▸ **TASK**:
Show all lines from the data that include the word "model".

▸ **ROWS**:
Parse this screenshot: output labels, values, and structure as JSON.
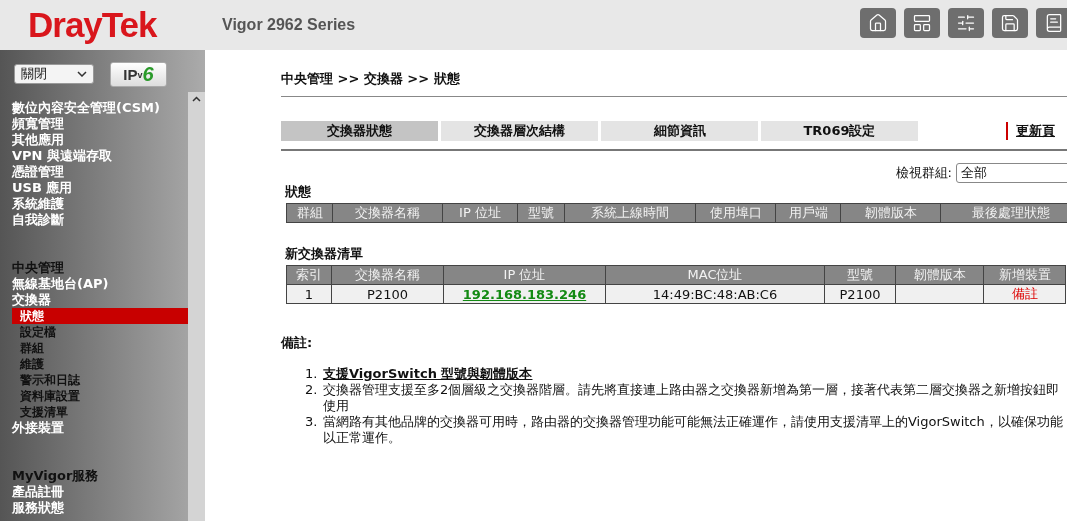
{
  "header": {
    "logo": "DrayTek",
    "model": "Vigor 2962 Series"
  },
  "sidebar": {
    "language": "關閉",
    "ipv6": {
      "ip": "IP",
      "v": "v",
      "six": "6"
    },
    "groups": [
      {
        "items": [
          {
            "label": "數位內容安全管理(CSM)",
            "kind": "item"
          },
          {
            "label": "頻寬管理",
            "kind": "item"
          },
          {
            "label": "其他應用",
            "kind": "item"
          },
          {
            "label": "VPN 與遠端存取",
            "kind": "item"
          },
          {
            "label": "憑證管理",
            "kind": "item"
          },
          {
            "label": "USB 應用",
            "kind": "item"
          },
          {
            "label": "系統維護",
            "kind": "item"
          },
          {
            "label": "自我診斷",
            "kind": "item"
          }
        ]
      },
      {
        "items": [
          {
            "label": "中央管理",
            "kind": "heading"
          },
          {
            "label": "無線基地台(AP)",
            "kind": "item"
          },
          {
            "label": "交換器",
            "kind": "item",
            "children": [
              {
                "label": "狀態",
                "selected": true
              },
              {
                "label": "設定檔",
                "selected": false
              },
              {
                "label": "群組",
                "selected": false
              },
              {
                "label": "維護",
                "selected": false
              },
              {
                "label": "警示和日誌",
                "selected": false
              },
              {
                "label": "資料庫設置",
                "selected": false
              },
              {
                "label": "支援清單",
                "selected": false
              }
            ]
          },
          {
            "label": "外接裝置",
            "kind": "item"
          }
        ]
      },
      {
        "items": [
          {
            "label": "MyVigor服務",
            "kind": "heading"
          },
          {
            "label": "產品註冊",
            "kind": "item"
          },
          {
            "label": "服務狀態",
            "kind": "item"
          }
        ]
      }
    ]
  },
  "main": {
    "breadcrumb": "中央管理 >> 交換器 >> 狀態",
    "tabs": [
      {
        "label": "交換器狀態",
        "selected": true
      },
      {
        "label": "交換器層次結構",
        "selected": false
      },
      {
        "label": "細節資訊",
        "selected": false
      },
      {
        "label": "TR069設定",
        "selected": false
      }
    ],
    "refresh_link": "更新頁",
    "view_group": {
      "label": "檢視群組:",
      "value": "全部"
    },
    "status_section": {
      "title": "狀態",
      "columns": [
        "群組",
        "交換器名稱",
        "IP 位址",
        "型號",
        "系統上線時間",
        "使用埠口",
        "用戶端",
        "韌體版本",
        "最後處理狀態"
      ]
    },
    "new_switch_section": {
      "title": "新交換器清單",
      "columns": [
        "索引",
        "交換器名稱",
        "IP 位址",
        "MAC位址",
        "型號",
        "韌體版本",
        "新增裝置"
      ],
      "rows": [
        {
          "index": "1",
          "name": "P2100",
          "ip": "192.168.183.246",
          "mac": "14:49:BC:48:AB:C6",
          "model": "P2100",
          "add": "備註"
        }
      ]
    },
    "notes": {
      "title": "備註:",
      "items": [
        {
          "kind": "link",
          "number": "1.",
          "lines": [
            "支援VigorSwitch 型號與韌體版本"
          ]
        },
        {
          "kind": "text",
          "number": "2.",
          "lines": [
            "交換器管理支援至多2個層級之交換器階層。請先將直接連上路由器之交換器新增為第一層，接著代表第二層交換器之新增按鈕即",
            "使用"
          ]
        },
        {
          "kind": "text",
          "number": "3.",
          "lines": [
            "當網路有其他品牌的交換器可用時，路由器的交換器管理功能可能無法正確運作，請使用支援清單上的VigorSwitch，以確保功能",
            "以正常運作。"
          ]
        }
      ]
    }
  }
}
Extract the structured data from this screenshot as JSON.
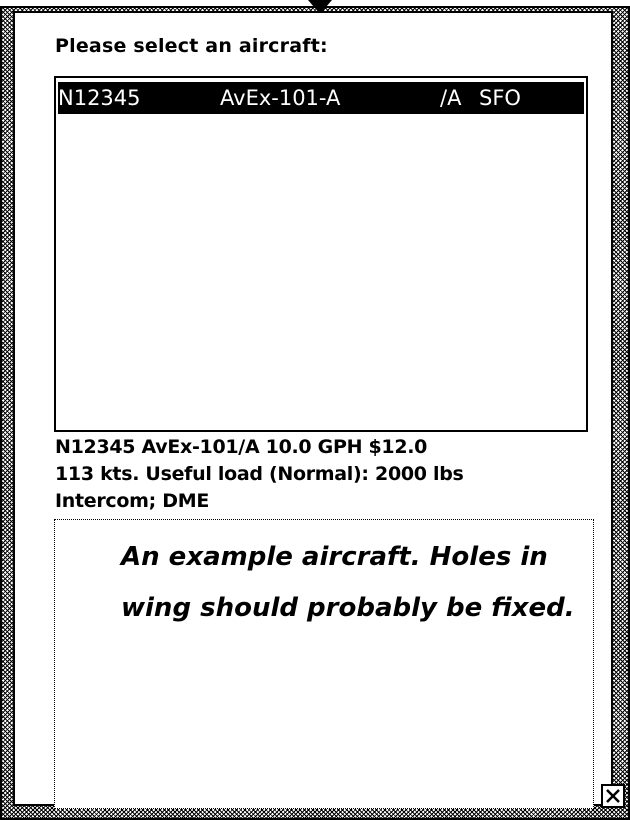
{
  "dialog": {
    "prompt": "Please select an aircraft:",
    "aircraft_list": [
      {
        "registration": "N12345",
        "type": "AvEx-101-A",
        "equipment_suffix": "/A",
        "home_base": "SFO",
        "selected": true
      }
    ],
    "details": {
      "line1": "N12345 AvEx-101/A  10.0 GPH  $12.0",
      "line2": "113 kts. Useful load (Normal): 2000 lbs",
      "line3": "Intercom; DME"
    },
    "notes": "An example aircraft. Holes in wing should probably be fixed.",
    "close_icon": "close-box-icon"
  }
}
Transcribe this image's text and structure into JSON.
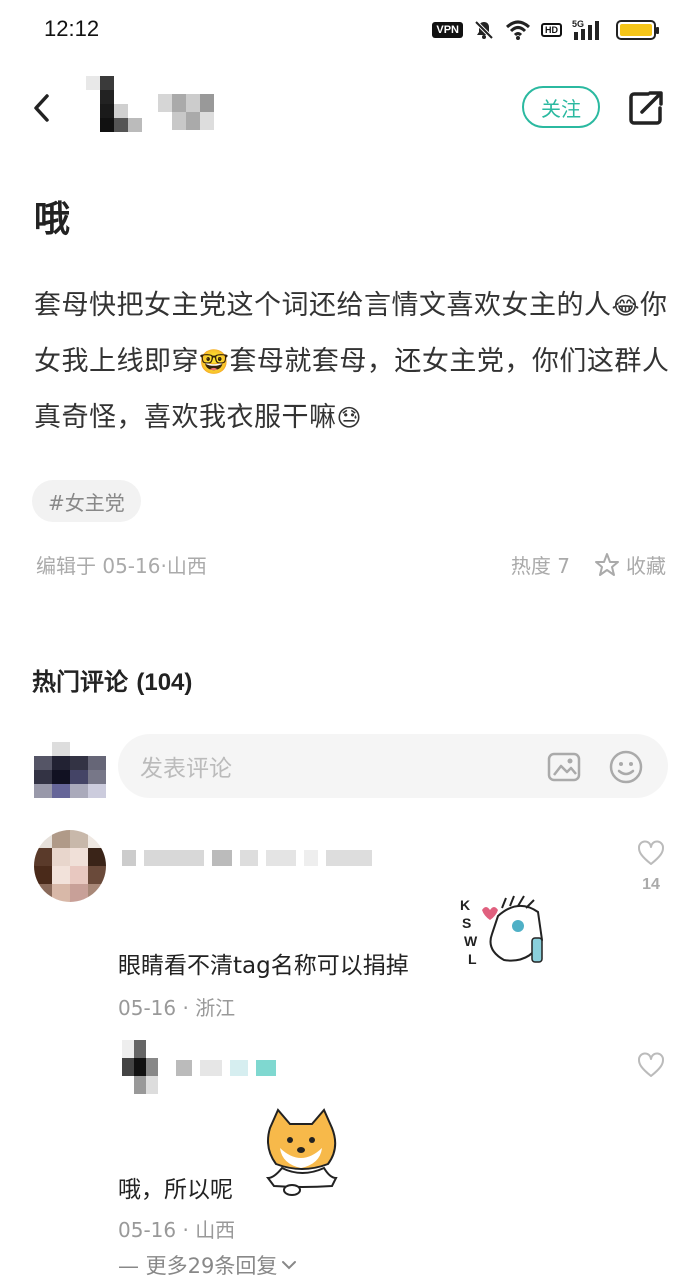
{
  "status_bar": {
    "time": "12:12",
    "vpn": "VPN",
    "hd": "HD",
    "network": "5G",
    "battery_level": 1.0,
    "battery_color": "#f5c518"
  },
  "header": {
    "follow_label": "关注",
    "accent_color": "#2bb9a0"
  },
  "post": {
    "title": "哦",
    "body_parts": [
      "套母快把女主党这个词还给言情文喜欢女主的人",
      "😂",
      "你女我上线即穿",
      "🤓",
      "套母就套母，还女主党，你们这群人真奇怪，喜欢我衣服干嘛",
      "😓"
    ],
    "tag": "#女主党",
    "meta": "编辑于 05-16·山西",
    "heat": "热度 7",
    "collect_label": "收藏"
  },
  "comments": {
    "section_title": "热门评论",
    "count": "(104)",
    "input_placeholder": "发表评论",
    "items": [
      {
        "text": "眼睛看不清tag名称可以捐掉",
        "meta": "05-16 · 浙江",
        "likes": "14",
        "sticker": "KSWL"
      },
      {
        "text": "哦，所以呢",
        "meta": "05-16 · 山西",
        "likes": ""
      }
    ],
    "more_replies": "— 更多29条回复"
  }
}
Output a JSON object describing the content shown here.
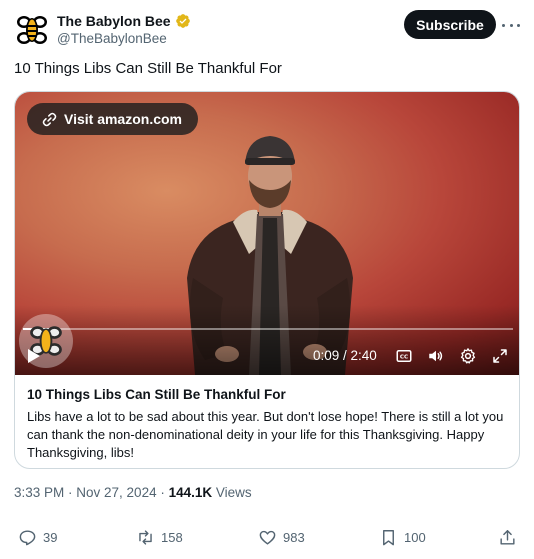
{
  "account": {
    "name": "The Babylon Bee",
    "handle": "@TheBabylonBee",
    "subscribe_label": "Subscribe"
  },
  "tweet": {
    "text": "10 Things Libs Can Still Be Thankful For"
  },
  "media": {
    "visit_label": "Visit amazon.com",
    "time": "0:09 / 2:40",
    "progress": 0.056,
    "controls": [
      "play-icon",
      "closed-captions-icon",
      "volume-icon",
      "settings-icon",
      "fullscreen-icon"
    ]
  },
  "card": {
    "title": "10 Things Libs Can Still Be Thankful For",
    "description": "Libs have a lot to be sad about this year. But don't lose hope! There is still a lot you can thank the non-denominational deity in your life for this Thanksgiving. Happy Thanksgiving, libs!"
  },
  "meta": {
    "timestamp": "3:33 PM · Nov 27, 2024 · ",
    "views_count": "144.1K",
    "views_label": " Views"
  },
  "actions": {
    "replies": "39",
    "reposts": "158",
    "likes": "983",
    "bookmarks": "100"
  },
  "colors": {
    "text": "#0f1419",
    "secondary": "#536471",
    "verified_gold": "#e2b719",
    "border": "#cfd9de"
  }
}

▸ **SOLUTION**:
    "model": "Vigor 2962 Series"
          "model": "P2100",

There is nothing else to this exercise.